WHAT IS BEING ASKED
Scan the lines below for the string "NEAR" and copy every one that has it.
>> begin
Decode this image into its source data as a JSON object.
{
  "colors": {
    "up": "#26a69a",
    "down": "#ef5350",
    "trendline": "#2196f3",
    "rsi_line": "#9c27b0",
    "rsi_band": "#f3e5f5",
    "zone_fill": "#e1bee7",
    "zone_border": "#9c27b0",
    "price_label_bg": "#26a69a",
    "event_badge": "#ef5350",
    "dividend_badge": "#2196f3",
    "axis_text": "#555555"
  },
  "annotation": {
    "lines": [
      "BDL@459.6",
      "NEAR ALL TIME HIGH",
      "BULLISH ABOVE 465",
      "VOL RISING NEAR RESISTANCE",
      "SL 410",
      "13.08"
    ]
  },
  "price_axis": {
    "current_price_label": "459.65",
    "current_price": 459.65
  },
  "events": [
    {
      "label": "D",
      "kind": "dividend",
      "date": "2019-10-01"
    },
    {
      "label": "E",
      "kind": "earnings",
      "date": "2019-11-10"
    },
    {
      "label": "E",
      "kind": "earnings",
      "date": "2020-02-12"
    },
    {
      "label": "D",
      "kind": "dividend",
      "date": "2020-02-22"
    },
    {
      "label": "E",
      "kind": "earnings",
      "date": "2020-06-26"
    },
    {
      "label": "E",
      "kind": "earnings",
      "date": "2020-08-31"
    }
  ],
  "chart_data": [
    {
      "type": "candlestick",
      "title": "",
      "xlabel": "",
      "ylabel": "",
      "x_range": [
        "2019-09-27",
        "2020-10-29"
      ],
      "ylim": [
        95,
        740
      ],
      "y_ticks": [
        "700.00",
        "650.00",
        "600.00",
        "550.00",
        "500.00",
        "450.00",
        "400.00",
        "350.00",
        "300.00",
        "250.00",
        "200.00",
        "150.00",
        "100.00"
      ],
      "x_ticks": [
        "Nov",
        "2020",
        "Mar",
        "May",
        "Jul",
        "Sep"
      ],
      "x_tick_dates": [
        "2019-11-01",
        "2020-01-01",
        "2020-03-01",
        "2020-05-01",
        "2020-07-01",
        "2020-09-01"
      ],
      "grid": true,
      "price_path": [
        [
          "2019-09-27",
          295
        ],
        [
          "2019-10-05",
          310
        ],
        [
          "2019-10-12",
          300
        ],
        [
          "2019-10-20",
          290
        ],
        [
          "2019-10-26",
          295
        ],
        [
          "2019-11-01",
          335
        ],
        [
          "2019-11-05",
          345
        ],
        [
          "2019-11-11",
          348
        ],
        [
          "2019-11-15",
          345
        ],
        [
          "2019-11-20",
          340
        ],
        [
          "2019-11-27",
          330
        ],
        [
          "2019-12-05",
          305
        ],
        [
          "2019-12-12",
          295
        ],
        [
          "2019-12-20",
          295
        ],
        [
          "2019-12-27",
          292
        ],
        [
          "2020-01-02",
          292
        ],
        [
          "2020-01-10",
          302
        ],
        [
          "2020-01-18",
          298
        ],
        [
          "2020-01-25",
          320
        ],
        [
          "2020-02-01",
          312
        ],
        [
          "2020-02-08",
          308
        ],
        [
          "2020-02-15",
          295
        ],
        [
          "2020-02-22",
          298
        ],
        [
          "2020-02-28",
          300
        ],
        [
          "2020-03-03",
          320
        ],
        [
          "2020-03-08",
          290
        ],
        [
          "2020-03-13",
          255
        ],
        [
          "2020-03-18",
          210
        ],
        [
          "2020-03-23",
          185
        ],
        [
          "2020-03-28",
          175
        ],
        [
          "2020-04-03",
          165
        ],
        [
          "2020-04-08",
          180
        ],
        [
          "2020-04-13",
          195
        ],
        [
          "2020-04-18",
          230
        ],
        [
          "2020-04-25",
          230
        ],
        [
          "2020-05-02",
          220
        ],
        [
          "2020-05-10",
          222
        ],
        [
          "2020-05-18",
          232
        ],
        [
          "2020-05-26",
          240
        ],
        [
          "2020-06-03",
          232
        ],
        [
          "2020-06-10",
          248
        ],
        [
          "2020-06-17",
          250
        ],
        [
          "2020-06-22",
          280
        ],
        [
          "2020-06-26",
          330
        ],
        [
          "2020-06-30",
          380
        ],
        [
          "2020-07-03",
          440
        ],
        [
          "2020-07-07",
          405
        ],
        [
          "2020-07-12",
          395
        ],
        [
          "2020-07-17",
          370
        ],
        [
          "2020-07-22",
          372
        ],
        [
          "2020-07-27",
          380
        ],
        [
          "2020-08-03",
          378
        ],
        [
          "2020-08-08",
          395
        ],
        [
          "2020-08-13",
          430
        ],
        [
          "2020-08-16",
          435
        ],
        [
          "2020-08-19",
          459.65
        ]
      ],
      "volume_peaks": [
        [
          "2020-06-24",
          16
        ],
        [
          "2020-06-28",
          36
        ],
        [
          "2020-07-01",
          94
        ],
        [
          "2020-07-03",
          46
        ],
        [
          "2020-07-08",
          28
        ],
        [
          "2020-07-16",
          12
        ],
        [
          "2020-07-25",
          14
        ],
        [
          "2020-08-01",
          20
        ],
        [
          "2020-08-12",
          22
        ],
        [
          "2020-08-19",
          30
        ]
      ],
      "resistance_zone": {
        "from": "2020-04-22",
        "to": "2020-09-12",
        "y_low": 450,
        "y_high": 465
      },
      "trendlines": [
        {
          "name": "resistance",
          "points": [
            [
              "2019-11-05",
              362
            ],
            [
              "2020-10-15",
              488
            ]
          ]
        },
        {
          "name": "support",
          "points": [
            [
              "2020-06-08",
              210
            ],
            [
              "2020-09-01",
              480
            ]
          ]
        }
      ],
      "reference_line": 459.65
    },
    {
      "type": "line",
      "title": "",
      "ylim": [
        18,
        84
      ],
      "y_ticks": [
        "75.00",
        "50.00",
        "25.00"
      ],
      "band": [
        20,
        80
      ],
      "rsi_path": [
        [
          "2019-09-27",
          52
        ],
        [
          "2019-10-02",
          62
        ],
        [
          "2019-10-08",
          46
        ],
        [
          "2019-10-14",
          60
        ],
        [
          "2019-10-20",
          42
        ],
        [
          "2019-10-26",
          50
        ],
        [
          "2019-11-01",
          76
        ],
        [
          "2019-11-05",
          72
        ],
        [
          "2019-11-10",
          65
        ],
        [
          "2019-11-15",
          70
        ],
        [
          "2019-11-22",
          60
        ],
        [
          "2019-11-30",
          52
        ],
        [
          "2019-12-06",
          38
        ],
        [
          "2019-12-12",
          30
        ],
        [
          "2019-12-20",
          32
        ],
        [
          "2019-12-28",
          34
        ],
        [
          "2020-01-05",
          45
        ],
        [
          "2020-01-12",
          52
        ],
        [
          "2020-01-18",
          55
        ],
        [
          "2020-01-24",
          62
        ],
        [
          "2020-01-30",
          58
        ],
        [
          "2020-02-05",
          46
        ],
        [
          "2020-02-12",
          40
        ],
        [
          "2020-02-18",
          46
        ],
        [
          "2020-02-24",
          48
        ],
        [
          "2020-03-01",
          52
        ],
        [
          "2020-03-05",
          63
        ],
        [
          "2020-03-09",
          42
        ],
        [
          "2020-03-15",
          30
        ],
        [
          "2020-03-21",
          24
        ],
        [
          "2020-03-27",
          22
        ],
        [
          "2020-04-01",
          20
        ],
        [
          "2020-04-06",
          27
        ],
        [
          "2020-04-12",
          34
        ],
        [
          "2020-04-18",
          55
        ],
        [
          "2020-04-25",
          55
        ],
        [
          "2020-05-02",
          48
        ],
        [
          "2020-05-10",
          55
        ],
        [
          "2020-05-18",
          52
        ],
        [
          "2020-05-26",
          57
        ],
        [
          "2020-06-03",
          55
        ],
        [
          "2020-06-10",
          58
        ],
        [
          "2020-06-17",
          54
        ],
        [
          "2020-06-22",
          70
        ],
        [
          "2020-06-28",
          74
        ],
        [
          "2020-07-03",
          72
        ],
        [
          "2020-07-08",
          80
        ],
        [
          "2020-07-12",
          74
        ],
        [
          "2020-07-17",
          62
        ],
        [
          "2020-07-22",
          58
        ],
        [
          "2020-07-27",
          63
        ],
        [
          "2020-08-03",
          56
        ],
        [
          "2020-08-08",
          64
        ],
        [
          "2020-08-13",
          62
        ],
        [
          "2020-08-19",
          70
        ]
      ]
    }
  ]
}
>> end
ANSWER FOR THE TASK
      "NEAR ALL TIME HIGH",
      "VOL RISING NEAR RESISTANCE",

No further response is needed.